- **Your goal**: Pick out the lines in the listing below that contain the word "SDTVAR" and copy them.

^^^^^^^^^^^^^^^^

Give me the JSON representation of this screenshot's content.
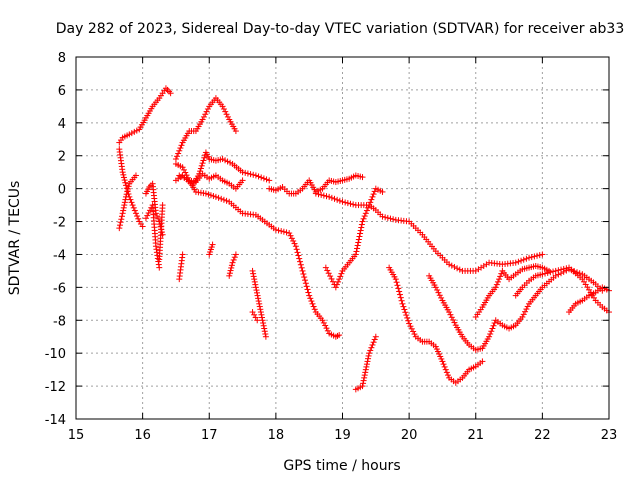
{
  "chart_data": {
    "type": "scatter",
    "title": "Day 282 of 2023, Sidereal Day-to-day VTEC variation (SDTVAR) for receiver ab33",
    "xlabel": "GPS time / hours",
    "ylabel": "SDTVAR / TECUs",
    "xlim": [
      15,
      23
    ],
    "ylim": [
      -14,
      8
    ],
    "xticks": [
      15,
      16,
      17,
      18,
      19,
      20,
      21,
      22,
      23
    ],
    "yticks": [
      -14,
      -12,
      -10,
      -8,
      -6,
      -4,
      -2,
      0,
      2,
      4,
      6,
      8
    ],
    "grid": true,
    "marker": "+",
    "color": "#ff0000",
    "series": [
      {
        "x": [
          15.65,
          15.7,
          15.8,
          15.95,
          16.05,
          16.15,
          16.25,
          16.35,
          16.42
        ],
        "y": [
          2.8,
          3.1,
          3.3,
          3.6,
          4.3,
          5.0,
          5.5,
          6.1,
          5.8
        ]
      },
      {
        "x": [
          15.65,
          15.7,
          15.75,
          15.8,
          15.85,
          15.9,
          15.95,
          16.0
        ],
        "y": [
          2.4,
          1.0,
          0.2,
          -0.5,
          -1.0,
          -1.5,
          -2.0,
          -2.3
        ]
      },
      {
        "x": [
          15.65,
          15.7,
          15.75,
          15.8,
          15.9
        ],
        "y": [
          -2.4,
          -1.5,
          -0.5,
          0.3,
          0.8
        ]
      },
      {
        "x": [
          16.05,
          16.1,
          16.15,
          16.2,
          16.25,
          16.3
        ],
        "y": [
          -0.3,
          0.1,
          0.3,
          -1.5,
          -2.0,
          -2.8
        ]
      },
      {
        "x": [
          16.05,
          16.15,
          16.2,
          16.25
        ],
        "y": [
          -1.8,
          -1.0,
          -3.5,
          -4.8
        ]
      },
      {
        "x": [
          16.25,
          16.3
        ],
        "y": [
          -4.3,
          -1.0
        ]
      },
      {
        "x": [
          16.5,
          16.6,
          16.7,
          16.8,
          16.9,
          17.0,
          17.1,
          17.2,
          17.3,
          17.4
        ],
        "y": [
          1.8,
          2.8,
          3.5,
          3.5,
          4.2,
          5.0,
          5.5,
          5.0,
          4.2,
          3.5
        ]
      },
      {
        "x": [
          16.5,
          16.6,
          16.75,
          16.85,
          16.95,
          17.0,
          17.1,
          17.2,
          17.35,
          17.5,
          17.7,
          17.9
        ],
        "y": [
          0.5,
          0.8,
          0.2,
          0.9,
          2.2,
          1.8,
          1.7,
          1.8,
          1.5,
          1.0,
          0.8,
          0.5
        ]
      },
      {
        "x": [
          16.5,
          16.6,
          16.7,
          16.8,
          16.9,
          17.0,
          17.1,
          17.2,
          17.3,
          17.4,
          17.5
        ],
        "y": [
          1.5,
          1.3,
          0.5,
          0.4,
          0.9,
          0.6,
          0.8,
          0.5,
          0.3,
          0.0,
          0.5
        ]
      },
      {
        "x": [
          16.55,
          16.7,
          16.8,
          16.95,
          17.1,
          17.3,
          17.5,
          17.7,
          17.9,
          18.0,
          18.2,
          18.3,
          18.4,
          18.5,
          18.6,
          18.7,
          18.8,
          18.9,
          18.95
        ],
        "y": [
          0.8,
          0.5,
          -0.2,
          -0.3,
          -0.5,
          -0.8,
          -1.5,
          -1.6,
          -2.2,
          -2.5,
          -2.7,
          -3.5,
          -5.0,
          -6.5,
          -7.5,
          -8.0,
          -8.8,
          -9.0,
          -8.9
        ]
      },
      {
        "x": [
          17.9,
          18.0,
          18.1,
          18.2,
          18.3,
          18.4,
          18.5,
          18.6,
          18.7,
          18.8,
          18.9,
          19.0,
          19.1,
          19.2,
          19.3
        ],
        "y": [
          0.0,
          -0.1,
          0.1,
          -0.3,
          -0.3,
          0.0,
          0.5,
          -0.2,
          0.0,
          0.5,
          0.4,
          0.5,
          0.6,
          0.8,
          0.7
        ]
      },
      {
        "x": [
          18.6,
          18.8,
          19.0,
          19.2,
          19.4,
          19.5,
          19.6,
          19.8,
          20.0,
          20.2,
          20.4,
          20.6,
          20.8,
          21.0,
          21.2,
          21.4,
          21.6,
          21.8,
          22.0
        ],
        "y": [
          -0.3,
          -0.5,
          -0.8,
          -1.0,
          -1.0,
          -1.3,
          -1.7,
          -1.9,
          -2.0,
          -2.8,
          -3.8,
          -4.6,
          -5.0,
          -5.0,
          -4.5,
          -4.6,
          -4.5,
          -4.2,
          -4.0
        ]
      },
      {
        "x": [
          18.75,
          18.9,
          19.0,
          19.1,
          19.2,
          19.3,
          19.4,
          19.5,
          19.6
        ],
        "y": [
          -4.8,
          -6.0,
          -5.0,
          -4.5,
          -4.0,
          -2.0,
          -1.0,
          0.0,
          -0.2
        ]
      },
      {
        "x": [
          19.2,
          19.3,
          19.35,
          19.4,
          19.5
        ],
        "y": [
          -12.2,
          -12.0,
          -11.0,
          -10.0,
          -9.0
        ]
      },
      {
        "x": [
          19.7,
          19.8,
          19.9,
          20.0,
          20.1,
          20.2,
          20.3,
          20.4,
          20.5,
          20.6,
          20.7,
          20.8,
          20.9,
          21.0,
          21.1
        ],
        "y": [
          -4.8,
          -5.5,
          -7.0,
          -8.2,
          -9.0,
          -9.3,
          -9.3,
          -9.6,
          -10.5,
          -11.5,
          -11.8,
          -11.5,
          -11.0,
          -10.8,
          -10.5
        ]
      },
      {
        "x": [
          20.3,
          20.4,
          20.5,
          20.6,
          20.7,
          20.8,
          20.9,
          21.0,
          21.1,
          21.2,
          21.3,
          21.4,
          21.5,
          21.6,
          21.7,
          21.8,
          21.9,
          22.0,
          22.2,
          22.4,
          22.6,
          22.8,
          22.9
        ],
        "y": [
          -5.3,
          -6.0,
          -6.8,
          -7.5,
          -8.3,
          -9.0,
          -9.5,
          -9.8,
          -9.7,
          -9.0,
          -8.0,
          -8.3,
          -8.5,
          -8.3,
          -7.8,
          -7.0,
          -6.5,
          -6.0,
          -5.3,
          -4.9,
          -5.2,
          -5.8,
          -6.2
        ]
      },
      {
        "x": [
          21.0,
          21.1,
          21.2,
          21.3,
          21.4,
          21.5,
          21.6,
          21.7,
          21.8,
          21.9,
          22.0,
          22.1
        ],
        "y": [
          -7.8,
          -7.2,
          -6.5,
          -6.0,
          -5.0,
          -5.5,
          -5.2,
          -4.9,
          -4.8,
          -4.7,
          -4.8,
          -5.0
        ]
      },
      {
        "x": [
          21.6,
          21.7,
          21.8,
          21.9,
          22.0,
          22.2,
          22.4,
          22.6,
          22.8,
          22.9,
          23.0
        ],
        "y": [
          -6.5,
          -6.0,
          -5.6,
          -5.3,
          -5.2,
          -5.0,
          -4.8,
          -5.5,
          -6.8,
          -7.2,
          -7.5
        ]
      },
      {
        "x": [
          22.4,
          22.5,
          22.6,
          22.7,
          22.8,
          22.9,
          23.0
        ],
        "y": [
          -7.5,
          -7.0,
          -6.8,
          -6.5,
          -6.3,
          -6.0,
          -6.2
        ]
      },
      {
        "x": [
          16.55,
          16.6
        ],
        "y": [
          -5.5,
          -4.0
        ]
      },
      {
        "x": [
          17.0,
          17.05
        ],
        "y": [
          -4.0,
          -3.4
        ]
      },
      {
        "x": [
          17.3,
          17.35,
          17.4
        ],
        "y": [
          -5.3,
          -4.5,
          -4.0
        ]
      },
      {
        "x": [
          17.65,
          17.7,
          17.75,
          17.8,
          17.85
        ],
        "y": [
          -5.0,
          -6.0,
          -7.0,
          -8.0,
          -9.0
        ]
      },
      {
        "x": [
          17.65,
          17.72
        ],
        "y": [
          -7.5,
          -8.0
        ]
      }
    ]
  }
}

^^^^^^^^^^^^^^^^

- **Written response**:
    "title": "Day 282 of 2023, Sidereal Day-to-day VTEC variation (SDTVAR) for receiver ab33",
    "ylabel": "SDTVAR / TECUs",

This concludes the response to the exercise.